Provided records
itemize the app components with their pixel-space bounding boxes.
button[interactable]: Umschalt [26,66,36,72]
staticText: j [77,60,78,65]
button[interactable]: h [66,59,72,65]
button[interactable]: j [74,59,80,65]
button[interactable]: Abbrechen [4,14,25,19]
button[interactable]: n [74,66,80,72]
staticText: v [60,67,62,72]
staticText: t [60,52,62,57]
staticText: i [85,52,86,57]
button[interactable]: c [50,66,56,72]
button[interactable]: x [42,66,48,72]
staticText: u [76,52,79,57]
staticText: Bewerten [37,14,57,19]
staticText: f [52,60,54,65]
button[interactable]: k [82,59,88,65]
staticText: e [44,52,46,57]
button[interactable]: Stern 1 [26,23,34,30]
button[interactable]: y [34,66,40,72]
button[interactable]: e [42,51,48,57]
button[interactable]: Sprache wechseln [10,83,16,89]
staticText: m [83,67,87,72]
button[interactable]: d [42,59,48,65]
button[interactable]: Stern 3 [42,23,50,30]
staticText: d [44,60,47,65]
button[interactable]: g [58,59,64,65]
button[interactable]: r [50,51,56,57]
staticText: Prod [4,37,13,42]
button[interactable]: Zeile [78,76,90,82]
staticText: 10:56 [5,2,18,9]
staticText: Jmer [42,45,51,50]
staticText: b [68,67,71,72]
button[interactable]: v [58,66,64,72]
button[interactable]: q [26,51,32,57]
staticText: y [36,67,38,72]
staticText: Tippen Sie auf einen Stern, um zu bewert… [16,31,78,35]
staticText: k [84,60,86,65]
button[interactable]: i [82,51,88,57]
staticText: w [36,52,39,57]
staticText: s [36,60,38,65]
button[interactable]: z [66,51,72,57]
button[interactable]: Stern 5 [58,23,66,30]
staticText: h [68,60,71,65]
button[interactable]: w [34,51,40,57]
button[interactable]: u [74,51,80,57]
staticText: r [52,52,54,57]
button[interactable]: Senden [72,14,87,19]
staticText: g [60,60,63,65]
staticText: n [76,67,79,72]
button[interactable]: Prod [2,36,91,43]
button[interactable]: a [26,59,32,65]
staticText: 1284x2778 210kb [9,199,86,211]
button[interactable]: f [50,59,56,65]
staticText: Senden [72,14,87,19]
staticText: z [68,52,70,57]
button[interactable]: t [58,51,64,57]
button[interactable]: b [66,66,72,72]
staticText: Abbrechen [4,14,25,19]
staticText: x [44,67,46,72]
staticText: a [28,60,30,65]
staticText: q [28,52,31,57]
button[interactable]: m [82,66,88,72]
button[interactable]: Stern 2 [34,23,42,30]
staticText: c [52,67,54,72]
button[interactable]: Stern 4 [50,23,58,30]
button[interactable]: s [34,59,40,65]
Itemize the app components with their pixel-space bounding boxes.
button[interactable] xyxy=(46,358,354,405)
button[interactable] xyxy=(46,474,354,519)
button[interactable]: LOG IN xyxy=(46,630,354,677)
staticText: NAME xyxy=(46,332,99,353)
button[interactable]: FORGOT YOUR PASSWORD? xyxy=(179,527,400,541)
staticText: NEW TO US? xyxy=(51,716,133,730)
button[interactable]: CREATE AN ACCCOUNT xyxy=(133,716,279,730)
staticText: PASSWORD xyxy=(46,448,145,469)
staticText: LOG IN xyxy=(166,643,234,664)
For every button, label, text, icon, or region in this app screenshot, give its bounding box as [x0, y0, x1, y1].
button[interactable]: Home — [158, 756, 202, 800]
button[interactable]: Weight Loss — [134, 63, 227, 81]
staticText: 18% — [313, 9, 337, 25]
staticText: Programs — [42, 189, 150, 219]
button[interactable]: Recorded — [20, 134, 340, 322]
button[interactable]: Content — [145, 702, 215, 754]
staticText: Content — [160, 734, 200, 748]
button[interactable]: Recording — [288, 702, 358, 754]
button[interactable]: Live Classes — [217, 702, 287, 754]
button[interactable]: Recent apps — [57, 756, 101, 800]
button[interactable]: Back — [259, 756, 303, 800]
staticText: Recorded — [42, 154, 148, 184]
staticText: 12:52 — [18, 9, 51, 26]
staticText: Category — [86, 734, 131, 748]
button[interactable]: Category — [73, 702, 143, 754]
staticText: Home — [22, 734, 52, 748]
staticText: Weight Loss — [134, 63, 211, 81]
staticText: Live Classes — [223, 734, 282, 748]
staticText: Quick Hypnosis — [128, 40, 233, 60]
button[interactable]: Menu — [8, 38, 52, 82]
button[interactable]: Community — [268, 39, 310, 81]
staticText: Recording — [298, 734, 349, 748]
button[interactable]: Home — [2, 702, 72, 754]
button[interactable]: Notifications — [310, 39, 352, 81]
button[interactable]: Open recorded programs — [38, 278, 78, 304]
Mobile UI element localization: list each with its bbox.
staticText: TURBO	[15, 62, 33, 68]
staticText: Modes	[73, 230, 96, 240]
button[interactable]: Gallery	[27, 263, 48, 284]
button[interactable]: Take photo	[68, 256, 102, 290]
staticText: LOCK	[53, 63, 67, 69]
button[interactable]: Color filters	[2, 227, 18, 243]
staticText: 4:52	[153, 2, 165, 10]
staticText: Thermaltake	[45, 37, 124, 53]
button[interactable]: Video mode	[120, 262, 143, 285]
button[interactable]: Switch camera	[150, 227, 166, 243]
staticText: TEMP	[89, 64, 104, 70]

Problem description
Copy every row above verbatim, line by line.

Result of this exercise
itemize the app components with their pixel-space bounding boxes.
button[interactable]: Umschalt [26,66,36,72]
staticText: j [77,60,78,65]
button[interactable]: h [66,59,72,65]
button[interactable]: j [74,59,80,65]
button[interactable]: Abbrechen [4,14,25,19]
button[interactable]: n [74,66,80,72]
staticText: v [60,67,62,72]
staticText: t [60,52,62,57]
staticText: i [85,52,86,57]
button[interactable]: c [50,66,56,72]
button[interactable]: x [42,66,48,72]
staticText: u [76,52,79,57]
staticText: Bewerten [37,14,57,19]
staticText: f [52,60,54,65]
button[interactable]: k [82,59,88,65]
staticText: e [44,52,46,57]
button[interactable]: Stern 1 [26,23,34,30]
button[interactable]: y [34,66,40,72]
button[interactable]: e [42,51,48,57]
button[interactable]: Sprache wechseln [10,83,16,89]
staticText: m [83,67,87,72]
button[interactable]: d [42,59,48,65]
button[interactable]: Stern 3 [42,23,50,30]
staticText: d [44,60,47,65]
button[interactable]: g [58,59,64,65]
button[interactable]: r [50,51,56,57]
staticText: Prod [4,37,13,42]
button[interactable]: Zeile [78,76,90,82]
staticText: 10:56 [5,2,18,9]
staticText: Jmer [42,45,51,50]
staticText: b [68,67,71,72]
button[interactable]: v [58,66,64,72]
button[interactable]: q [26,51,32,57]
staticText: y [36,67,38,72]
staticText: Tippen Sie auf einen Stern, um zu bewert… [16,31,78,35]
staticText: k [84,60,86,65]
button[interactable]: i [82,51,88,57]
staticText: w [36,52,39,57]
staticText: s [36,60,38,65]
button[interactable]: z [66,51,72,57]
button[interactable]: Stern 5 [58,23,66,30]
staticText: h [68,60,71,65]
button[interactable]: w [34,51,40,57]
button[interactable]: u [74,51,80,57]
staticText: r [52,52,54,57]
button[interactable]: Senden [72,14,87,19]
staticText: g [60,60,63,65]
staticText: n [76,67,79,72]
button[interactable]: Prod [2,36,91,43]
button[interactable]: a [26,59,32,65]
staticText: 1284x2778 210kb [9,199,86,211]
button[interactable]: f [50,59,56,65]
staticText: Senden [72,14,87,19]
staticText: z [68,52,70,57]
button[interactable]: t [58,51,64,57]
button[interactable]: b [66,66,72,72]
staticText: Abbrechen [4,14,25,19]
staticText: x [44,67,46,72]
staticText: a [28,60,30,65]
staticText: q [28,52,31,57]
button[interactable]: m [82,66,88,72]
button[interactable]: Stern 2 [34,23,42,30]
staticText: c [52,67,54,72]
button[interactable]: Stern 4 [50,23,58,30]
button[interactable]: s [34,59,40,65]
Itemize the app components with their pixel-space bounding boxes.
button[interactable] xyxy=(46,358,354,405)
button[interactable] xyxy=(46,474,354,519)
button[interactable]: LOG IN xyxy=(46,630,354,677)
staticText: NAME xyxy=(46,332,99,353)
button[interactable]: FORGOT YOUR PASSWORD? xyxy=(179,527,400,541)
staticText: NEW TO US? xyxy=(51,716,133,730)
button[interactable]: CREATE AN ACCCOUNT xyxy=(133,716,279,730)
staticText: PASSWORD xyxy=(46,448,145,469)
staticText: LOG IN xyxy=(166,643,234,664)
For every button, label, text, icon, or region in this app screenshot, give its bounding box as [x0, y0, x1, y1].
button[interactable]: Home — [158, 756, 202, 800]
button[interactable]: Weight Loss — [134, 63, 227, 81]
staticText: 18% — [313, 9, 337, 25]
staticText: Programs — [42, 189, 150, 219]
button[interactable]: Recorded — [20, 134, 340, 322]
button[interactable]: Content — [145, 702, 215, 754]
staticText: Content — [160, 734, 200, 748]
button[interactable]: Recording — [288, 702, 358, 754]
button[interactable]: Live Classes — [217, 702, 287, 754]
button[interactable]: Recent apps — [57, 756, 101, 800]
button[interactable]: Back — [259, 756, 303, 800]
staticText: Recorded — [42, 154, 148, 184]
staticText: 12:52 — [18, 9, 51, 26]
staticText: Category — [86, 734, 131, 748]
button[interactable]: Category — [73, 702, 143, 754]
staticText: Home — [22, 734, 52, 748]
staticText: Weight Loss — [134, 63, 211, 81]
staticText: Live Classes — [223, 734, 282, 748]
staticText: Quick Hypnosis — [128, 40, 233, 60]
button[interactable]: Menu — [8, 38, 52, 82]
button[interactable]: Community — [268, 39, 310, 81]
staticText: Recording — [298, 734, 349, 748]
button[interactable]: Home — [2, 702, 72, 754]
button[interactable]: Notifications — [310, 39, 352, 81]
button[interactable]: Open recorded programs — [38, 278, 78, 304]
Mobile UI element localization: list each with its bbox.
staticText: TURBO	[15, 62, 33, 68]
staticText: Modes	[73, 230, 96, 240]
button[interactable]: Gallery	[27, 263, 48, 284]
button[interactable]: Take photo	[68, 256, 102, 290]
staticText: LOCK	[53, 63, 67, 69]
button[interactable]: Color filters	[2, 227, 18, 243]
staticText: 4:52	[153, 2, 165, 10]
staticText: Thermaltake	[45, 37, 124, 53]
button[interactable]: Video mode	[120, 262, 143, 285]
button[interactable]: Switch camera	[150, 227, 166, 243]
staticText: TEMP	[89, 64, 104, 70]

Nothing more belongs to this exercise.